RECORDS SHOWN:

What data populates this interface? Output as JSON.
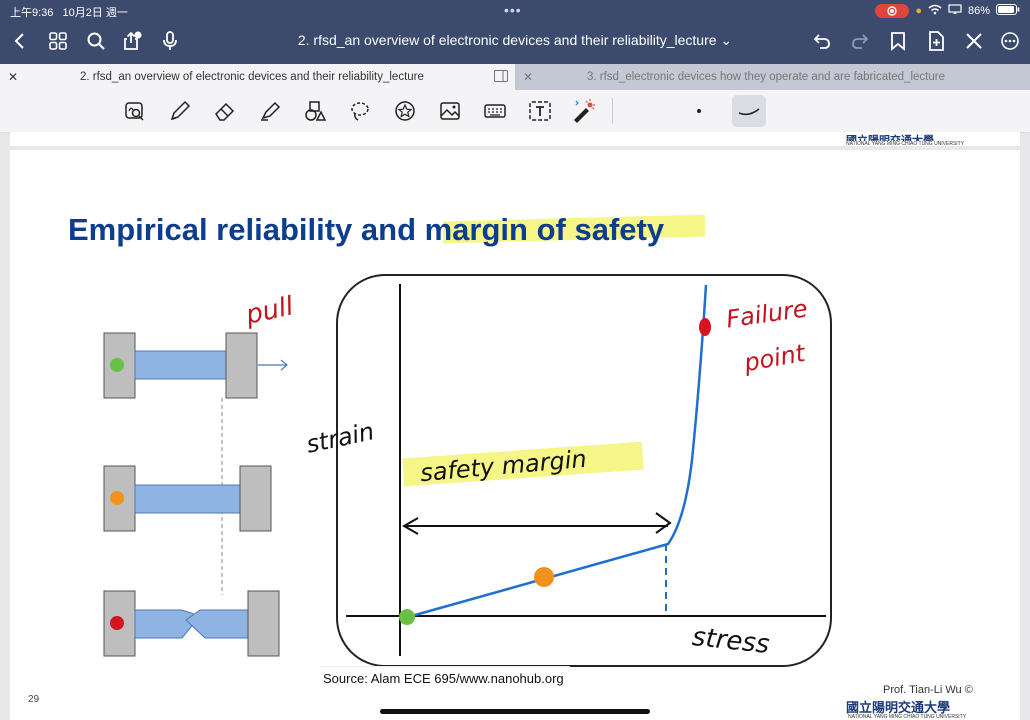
{
  "status": {
    "time": "上午9:36",
    "date": "10月2日 週一",
    "battery": "86%"
  },
  "header": {
    "title": "2. rfsd_an overview of electronic devices and their reliability_lecture ⌄"
  },
  "tabs": [
    {
      "label": "2. rfsd_an overview of electronic devices and their reliability_lecture",
      "active": true
    },
    {
      "label": "3. rfsd_electronic devices how they operate and are fabricated_lecture",
      "active": false
    }
  ],
  "toolbar": {
    "tools": [
      "lasso-zoom-icon",
      "pen-icon",
      "eraser-icon",
      "highlighter-icon",
      "shapes-icon",
      "lasso-icon",
      "sticker-icon",
      "image-icon",
      "keyboard-icon",
      "text-box-icon",
      "laser-pointer-icon"
    ]
  },
  "slide": {
    "title": "Empirical reliability and margin of safety",
    "source": "Source: Alam ECE 695/www.nanohub.org",
    "author": "Prof. Tian-Li Wu ©",
    "university": "國立陽明交通大學",
    "university_en": "NATIONAL YANG MING CHIAO TUNG UNIVERSITY",
    "page": "29"
  },
  "annotations": {
    "pull": "pull",
    "strain": "strain",
    "stress": "stress",
    "safety_margin": "safety margin",
    "failure_point": [
      "Failure",
      "point"
    ]
  },
  "colors": {
    "title": "#0c3d8f",
    "curve": "#1f6fd1",
    "ink_red": "#c0141e",
    "highlight": "#f2f26a"
  }
}
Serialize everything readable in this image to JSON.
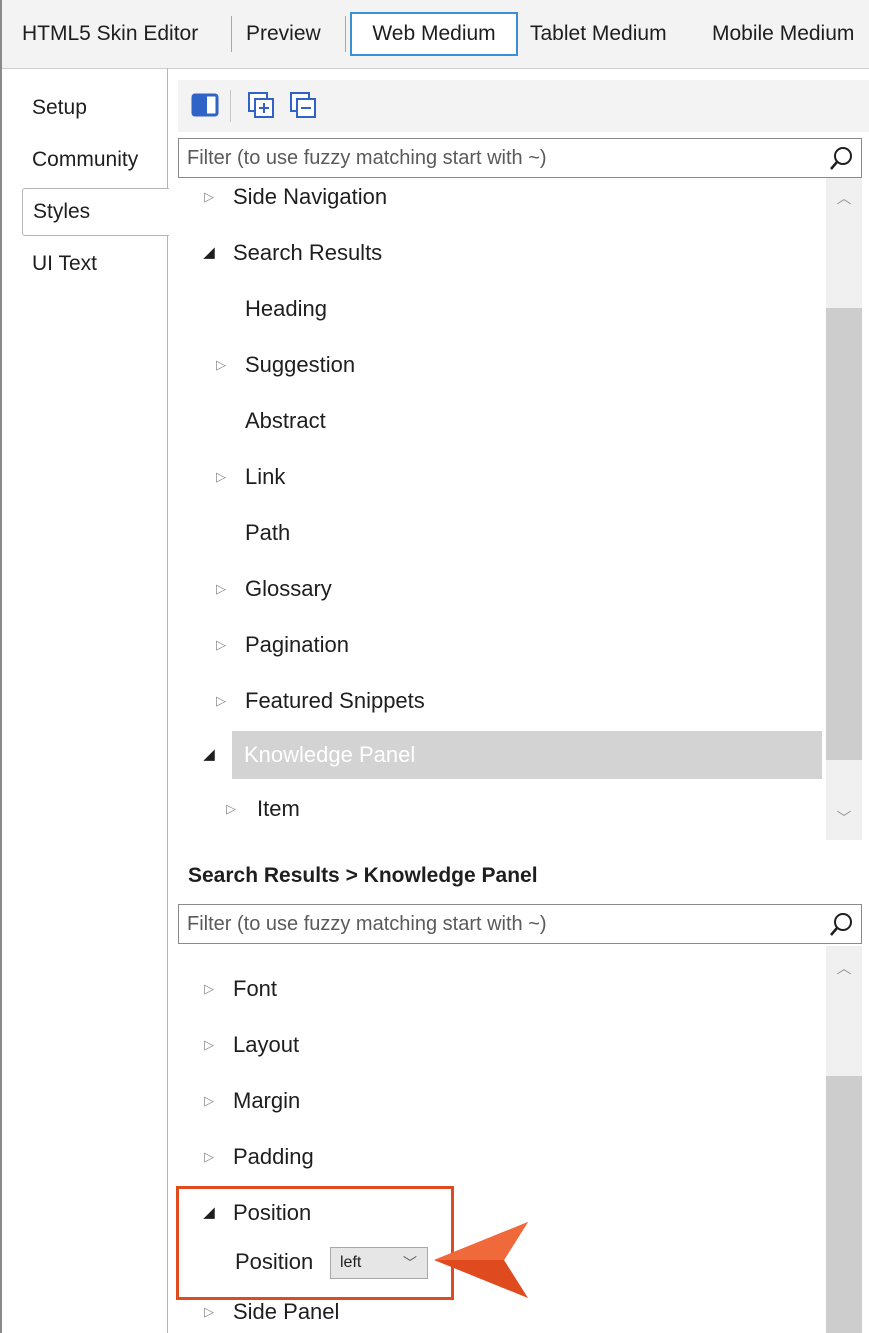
{
  "top_tabs": [
    {
      "label": "HTML5 Skin Editor"
    },
    {
      "label": "Preview"
    },
    {
      "label": "Web Medium"
    },
    {
      "label": "Tablet Medium"
    },
    {
      "label": "Mobile Medium"
    }
  ],
  "side_tabs": [
    {
      "label": "Setup"
    },
    {
      "label": "Community"
    },
    {
      "label": "Styles"
    },
    {
      "label": "UI Text"
    }
  ],
  "style_filter": {
    "placeholder": "Filter (to use fuzzy matching start with ~)"
  },
  "style_tree": [
    {
      "label": "Side Navigation"
    },
    {
      "label": "Search Results"
    },
    {
      "label": "Heading"
    },
    {
      "label": "Suggestion"
    },
    {
      "label": "Abstract"
    },
    {
      "label": "Link"
    },
    {
      "label": "Path"
    },
    {
      "label": "Glossary"
    },
    {
      "label": "Pagination"
    },
    {
      "label": "Featured Snippets"
    },
    {
      "label": "Knowledge Panel"
    },
    {
      "label": "Item"
    }
  ],
  "breadcrumb": "Search Results > Knowledge Panel",
  "property_filter": {
    "placeholder": "Filter (to use fuzzy matching start with ~)"
  },
  "property_tree": [
    {
      "label": "Font"
    },
    {
      "label": "Layout"
    },
    {
      "label": "Margin"
    },
    {
      "label": "Padding"
    },
    {
      "label": "Position"
    },
    {
      "label": "Position"
    },
    {
      "label": "Side Panel"
    }
  ],
  "position_select": {
    "value": "left"
  },
  "colors": {
    "accent": "#3b8fd6",
    "selected": "#d3d3d3",
    "callout": "#e04a1f"
  }
}
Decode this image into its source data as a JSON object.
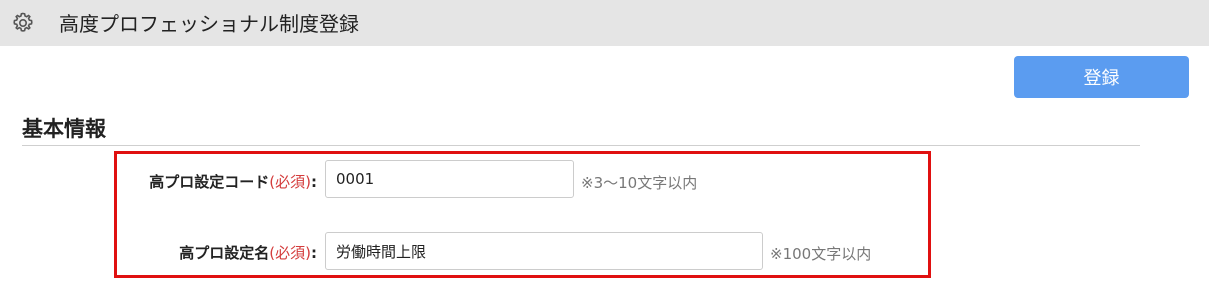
{
  "header": {
    "icon": "gear-icon",
    "title": "高度プロフェッショナル制度登録"
  },
  "toolbar": {
    "register_label": "登録",
    "register_color": "#5b9cf0"
  },
  "section": {
    "title": "基本情報"
  },
  "form": {
    "code": {
      "label": "高プロ設定コード",
      "required": "(必須)",
      "colon": ":",
      "value": "0001",
      "hint": "※3〜10文字以内"
    },
    "name": {
      "label": "高プロ設定名",
      "required": "(必須)",
      "colon": ":",
      "value": "労働時間上限",
      "hint": "※100文字以内"
    }
  },
  "highlight_color": "#e01010"
}
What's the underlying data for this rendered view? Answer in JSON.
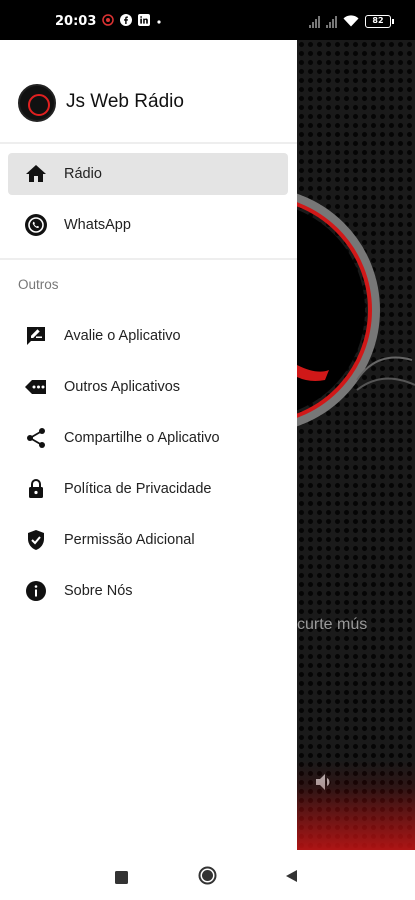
{
  "status_bar": {
    "time": "20:03",
    "battery": "82"
  },
  "drawer": {
    "app_title": "Js Web Rádio",
    "primary_items": [
      {
        "label": "Rádio",
        "icon": "home-icon",
        "active": true
      },
      {
        "label": "WhatsApp",
        "icon": "whatsapp-icon",
        "active": false
      }
    ],
    "section_title": "Outros",
    "other_items": [
      {
        "label": "Avalie o Aplicativo",
        "icon": "rate-review-icon"
      },
      {
        "label": "Outros Aplicativos",
        "icon": "more-apps-icon"
      },
      {
        "label": "Compartilhe o Aplicativo",
        "icon": "share-icon"
      },
      {
        "label": "Política de Privacidade",
        "icon": "lock-icon"
      },
      {
        "label": "Permissão Adicional",
        "icon": "shield-check-icon"
      },
      {
        "label": "Sobre Nós",
        "icon": "info-icon"
      }
    ]
  },
  "background_app": {
    "visible_text": "curte mús",
    "accent_color": "#d01818"
  },
  "nav_bar": {
    "buttons": [
      "recent-apps",
      "home",
      "back"
    ]
  }
}
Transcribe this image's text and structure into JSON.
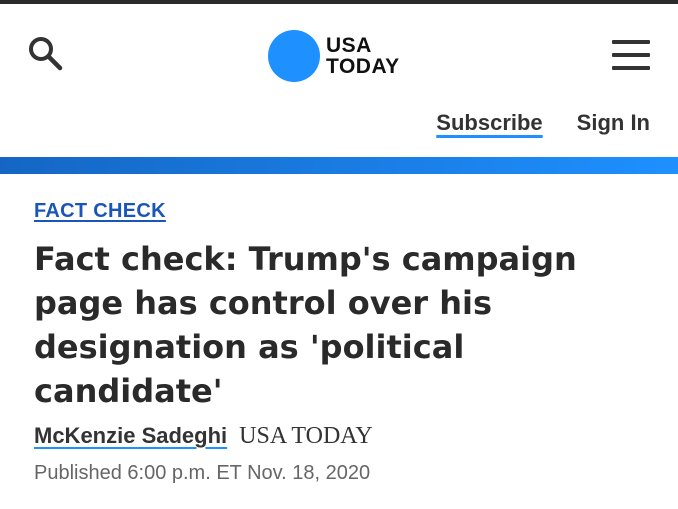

STATED GOAL:
Your task is to repeat the data above exactly while excluding the pictures.

OUTPUT BELOW:
What data populates this interface? Output as JSON.
{
  "status": {
    "time": "上午9:36",
    "date": "10月2日 週一",
    "battery": "86%"
  },
  "header": {
    "title": "2. rfsd_an overview of electronic devices and their reliability_lecture ⌄"
  },
  "tabs": [
    {
      "label": "2. rfsd_an overview of electronic devices and their reliability_lecture",
      "active": true
    },
    {
      "label": "3. rfsd_electronic devices how they operate and are fabricated_lecture",
      "active": false
    }
  ],
  "toolbar": {
    "tools": [
      "lasso-zoom-icon",
      "pen-icon",
      "eraser-icon",
      "highlighter-icon",
      "shapes-icon",
      "lasso-icon",
      "sticker-icon",
      "image-icon",
      "keyboard-icon",
      "text-box-icon",
      "laser-pointer-icon"
    ]
  },
  "slide": {
    "title": "Empirical reliability and margin of safety",
    "source": "Source: Alam ECE 695/www.nanohub.org",
    "author": "Prof. Tian-Li Wu ©",
    "university": "國立陽明交通大學",
    "university_en": "NATIONAL YANG MING CHIAO TUNG UNIVERSITY",
    "page": "29"
  },
  "annotations": {
    "pull": "pull",
    "strain": "strain",
    "stress": "stress",
    "safety_margin": "safety margin",
    "failure_point": [
      "Failure",
      "point"
    ]
  },
  "colors": {
    "title": "#0c3d8f",
    "curve": "#1f6fd1",
    "ink_red": "#c0141e",
    "highlight": "#f2f26a"
  }
}
Serialize everything readable in this image to JSON.
{
  "top_tabs": [
    {
      "label": "HTML5 Skin Editor"
    },
    {
      "label": "Preview"
    },
    {
      "label": "Web Medium"
    },
    {
      "label": "Tablet Medium"
    },
    {
      "label": "Mobile Medium"
    }
  ],
  "side_tabs": [
    {
      "label": "Setup"
    },
    {
      "label": "Community"
    },
    {
      "label": "Styles"
    },
    {
      "label": "UI Text"
    }
  ],
  "style_filter": {
    "placeholder": "Filter (to use fuzzy matching start with ~)"
  },
  "style_tree": [
    {
      "label": "Side Navigation"
    },
    {
      "label": "Search Results"
    },
    {
      "label": "Heading"
    },
    {
      "label": "Suggestion"
    },
    {
      "label": "Abstract"
    },
    {
      "label": "Link"
    },
    {
      "label": "Path"
    },
    {
      "label": "Glossary"
    },
    {
      "label": "Pagination"
    },
    {
      "label": "Featured Snippets"
    },
    {
      "label": "Knowledge Panel"
    },
    {
      "label": "Item"
    }
  ],
  "breadcrumb": "Search Results > Knowledge Panel",
  "property_filter": {
    "placeholder": "Filter (to use fuzzy matching start with ~)"
  },
  "property_tree": [
    {
      "label": "Font"
    },
    {
      "label": "Layout"
    },
    {
      "label": "Margin"
    },
    {
      "label": "Padding"
    },
    {
      "label": "Position"
    },
    {
      "label": "Position"
    },
    {
      "label": "Side Panel"
    }
  ],
  "position_select": {
    "value": "left"
  },
  "colors": {
    "accent": "#3b8fd6",
    "selected": "#d3d3d3",
    "callout": "#e04a1f"
  }
}
Decode this image into its source data as a JSON object.
{
  "header": {
    "icon": "gear-icon",
    "title": "高度プロフェッショナル制度登録"
  },
  "toolbar": {
    "register_label": "登録",
    "register_color": "#5b9cf0"
  },
  "section": {
    "title": "基本情報"
  },
  "form": {
    "code": {
      "label": "高プロ設定コード",
      "required": "(必須)",
      "colon": ":",
      "value": "0001",
      "hint": "※3〜10文字以内"
    },
    "name": {
      "label": "高プロ設定名",
      "required": "(必須)",
      "colon": ":",
      "value": "労働時間上限",
      "hint": "※100文字以内"
    }
  },
  "highlight_color": "#e01010"
}
What's the underlying data for this rendered view? Answer in JSON.
{
  "status_bar": {
    "time": "20:03",
    "battery": "82"
  },
  "drawer": {
    "app_title": "Js Web Rádio",
    "primary_items": [
      {
        "label": "Rádio",
        "icon": "home-icon",
        "active": true
      },
      {
        "label": "WhatsApp",
        "icon": "whatsapp-icon",
        "active": false
      }
    ],
    "section_title": "Outros",
    "other_items": [
      {
        "label": "Avalie o Aplicativo",
        "icon": "rate-review-icon"
      },
      {
        "label": "Outros Aplicativos",
        "icon": "more-apps-icon"
      },
      {
        "label": "Compartilhe o Aplicativo",
        "icon": "share-icon"
      },
      {
        "label": "Política de Privacidade",
        "icon": "lock-icon"
      },
      {
        "label": "Permissão Adicional",
        "icon": "shield-check-icon"
      },
      {
        "label": "Sobre Nós",
        "icon": "info-icon"
      }
    ]
  },
  "background_app": {
    "visible_text": "curte mús",
    "accent_color": "#d01818"
  },
  "nav_bar": {
    "buttons": [
      "recent-apps",
      "home",
      "back"
    ]
  }
}
Transcribe this image's text and structure into JSON.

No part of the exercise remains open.